◆ **Stated task**
Search the listing below for "those". Copy each matching line.

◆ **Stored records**

———

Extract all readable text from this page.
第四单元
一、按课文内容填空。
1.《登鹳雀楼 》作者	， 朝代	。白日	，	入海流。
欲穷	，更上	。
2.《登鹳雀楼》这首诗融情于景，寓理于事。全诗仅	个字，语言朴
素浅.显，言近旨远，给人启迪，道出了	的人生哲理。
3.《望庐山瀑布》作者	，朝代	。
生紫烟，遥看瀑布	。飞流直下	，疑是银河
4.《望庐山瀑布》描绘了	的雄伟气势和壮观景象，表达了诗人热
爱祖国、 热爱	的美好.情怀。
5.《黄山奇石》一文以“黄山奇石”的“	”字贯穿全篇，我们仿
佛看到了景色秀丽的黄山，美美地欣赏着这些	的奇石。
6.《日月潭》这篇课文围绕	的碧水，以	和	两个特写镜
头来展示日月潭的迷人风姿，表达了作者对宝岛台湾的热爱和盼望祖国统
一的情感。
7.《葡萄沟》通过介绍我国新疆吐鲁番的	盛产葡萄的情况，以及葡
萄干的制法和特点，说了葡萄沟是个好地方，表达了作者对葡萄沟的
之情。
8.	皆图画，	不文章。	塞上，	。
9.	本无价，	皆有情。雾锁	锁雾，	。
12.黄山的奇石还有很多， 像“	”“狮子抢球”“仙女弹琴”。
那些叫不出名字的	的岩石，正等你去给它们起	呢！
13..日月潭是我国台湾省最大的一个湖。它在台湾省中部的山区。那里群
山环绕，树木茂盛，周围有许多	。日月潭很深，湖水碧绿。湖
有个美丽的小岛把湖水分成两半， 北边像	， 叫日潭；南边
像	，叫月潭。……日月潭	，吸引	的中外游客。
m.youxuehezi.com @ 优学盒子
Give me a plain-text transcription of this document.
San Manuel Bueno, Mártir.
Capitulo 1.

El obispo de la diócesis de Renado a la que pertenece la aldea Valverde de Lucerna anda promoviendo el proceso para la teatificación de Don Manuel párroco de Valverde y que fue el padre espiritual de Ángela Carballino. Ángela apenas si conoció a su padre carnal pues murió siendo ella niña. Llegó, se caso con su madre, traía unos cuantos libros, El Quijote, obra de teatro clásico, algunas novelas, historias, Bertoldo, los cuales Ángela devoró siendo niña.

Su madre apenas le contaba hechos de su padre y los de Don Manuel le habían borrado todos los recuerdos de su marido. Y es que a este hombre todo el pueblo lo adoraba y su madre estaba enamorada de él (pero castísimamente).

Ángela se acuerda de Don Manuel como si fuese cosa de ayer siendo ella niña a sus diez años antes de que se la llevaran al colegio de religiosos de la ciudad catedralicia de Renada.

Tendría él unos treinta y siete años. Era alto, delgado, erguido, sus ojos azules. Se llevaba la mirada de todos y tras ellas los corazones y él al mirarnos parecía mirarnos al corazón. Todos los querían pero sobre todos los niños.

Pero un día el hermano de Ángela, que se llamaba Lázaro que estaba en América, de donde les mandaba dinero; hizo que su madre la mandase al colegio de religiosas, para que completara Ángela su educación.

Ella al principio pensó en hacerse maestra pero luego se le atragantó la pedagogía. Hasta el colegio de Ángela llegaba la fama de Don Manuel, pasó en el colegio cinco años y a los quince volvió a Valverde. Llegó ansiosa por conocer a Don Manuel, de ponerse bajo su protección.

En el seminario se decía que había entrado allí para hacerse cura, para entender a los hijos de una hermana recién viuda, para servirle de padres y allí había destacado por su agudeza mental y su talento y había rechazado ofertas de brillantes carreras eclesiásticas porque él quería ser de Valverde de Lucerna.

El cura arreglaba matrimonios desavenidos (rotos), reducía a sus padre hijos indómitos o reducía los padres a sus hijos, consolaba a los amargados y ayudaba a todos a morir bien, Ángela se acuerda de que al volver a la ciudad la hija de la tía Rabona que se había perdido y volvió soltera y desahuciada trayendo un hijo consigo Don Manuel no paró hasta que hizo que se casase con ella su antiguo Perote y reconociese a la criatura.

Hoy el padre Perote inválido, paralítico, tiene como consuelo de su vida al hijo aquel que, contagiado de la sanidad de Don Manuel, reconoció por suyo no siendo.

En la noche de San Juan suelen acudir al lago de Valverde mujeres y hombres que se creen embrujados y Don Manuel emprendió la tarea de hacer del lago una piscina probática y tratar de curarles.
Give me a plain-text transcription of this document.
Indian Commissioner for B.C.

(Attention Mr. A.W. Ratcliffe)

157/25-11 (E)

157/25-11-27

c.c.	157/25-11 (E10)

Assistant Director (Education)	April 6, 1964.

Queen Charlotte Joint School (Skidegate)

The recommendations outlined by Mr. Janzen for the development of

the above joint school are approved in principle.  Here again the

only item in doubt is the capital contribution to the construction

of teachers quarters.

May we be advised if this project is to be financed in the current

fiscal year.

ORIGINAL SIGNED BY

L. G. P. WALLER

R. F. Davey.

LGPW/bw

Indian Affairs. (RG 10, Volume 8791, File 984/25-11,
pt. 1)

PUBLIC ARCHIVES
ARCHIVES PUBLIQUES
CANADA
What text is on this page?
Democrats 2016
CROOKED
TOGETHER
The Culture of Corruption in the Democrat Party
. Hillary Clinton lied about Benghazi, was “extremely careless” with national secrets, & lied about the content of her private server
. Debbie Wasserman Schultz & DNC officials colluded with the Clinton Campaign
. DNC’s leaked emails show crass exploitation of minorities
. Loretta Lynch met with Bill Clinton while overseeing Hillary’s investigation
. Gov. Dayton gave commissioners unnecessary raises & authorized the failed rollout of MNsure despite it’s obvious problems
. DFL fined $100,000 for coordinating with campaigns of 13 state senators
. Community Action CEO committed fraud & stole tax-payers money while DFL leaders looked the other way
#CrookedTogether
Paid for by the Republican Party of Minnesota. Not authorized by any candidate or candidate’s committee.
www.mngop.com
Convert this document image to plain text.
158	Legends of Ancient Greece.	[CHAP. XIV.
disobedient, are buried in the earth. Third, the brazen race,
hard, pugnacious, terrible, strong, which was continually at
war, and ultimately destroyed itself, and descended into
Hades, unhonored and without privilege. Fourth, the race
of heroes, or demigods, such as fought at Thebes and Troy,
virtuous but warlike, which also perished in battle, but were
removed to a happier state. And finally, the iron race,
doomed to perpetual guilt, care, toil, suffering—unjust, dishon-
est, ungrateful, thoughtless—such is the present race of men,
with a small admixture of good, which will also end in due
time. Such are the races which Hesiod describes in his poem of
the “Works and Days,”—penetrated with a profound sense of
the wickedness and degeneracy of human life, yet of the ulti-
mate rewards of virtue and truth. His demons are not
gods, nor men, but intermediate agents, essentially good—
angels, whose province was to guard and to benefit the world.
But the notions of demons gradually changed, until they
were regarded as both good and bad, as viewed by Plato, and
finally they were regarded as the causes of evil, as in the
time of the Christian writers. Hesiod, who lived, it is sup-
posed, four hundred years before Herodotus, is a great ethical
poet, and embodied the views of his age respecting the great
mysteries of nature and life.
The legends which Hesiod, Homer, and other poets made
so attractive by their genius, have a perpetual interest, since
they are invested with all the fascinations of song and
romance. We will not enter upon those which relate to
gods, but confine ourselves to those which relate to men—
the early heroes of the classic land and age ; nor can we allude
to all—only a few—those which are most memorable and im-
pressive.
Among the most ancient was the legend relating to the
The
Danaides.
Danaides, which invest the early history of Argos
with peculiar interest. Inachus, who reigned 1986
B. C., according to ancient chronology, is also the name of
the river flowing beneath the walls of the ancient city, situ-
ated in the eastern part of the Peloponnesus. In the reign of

———

◆ **Answer for the task**
romance. We will not enter upon those which relate to
gods, but confine ourselves to those which relate to men—
to all—only a few—those which are most memorable and im-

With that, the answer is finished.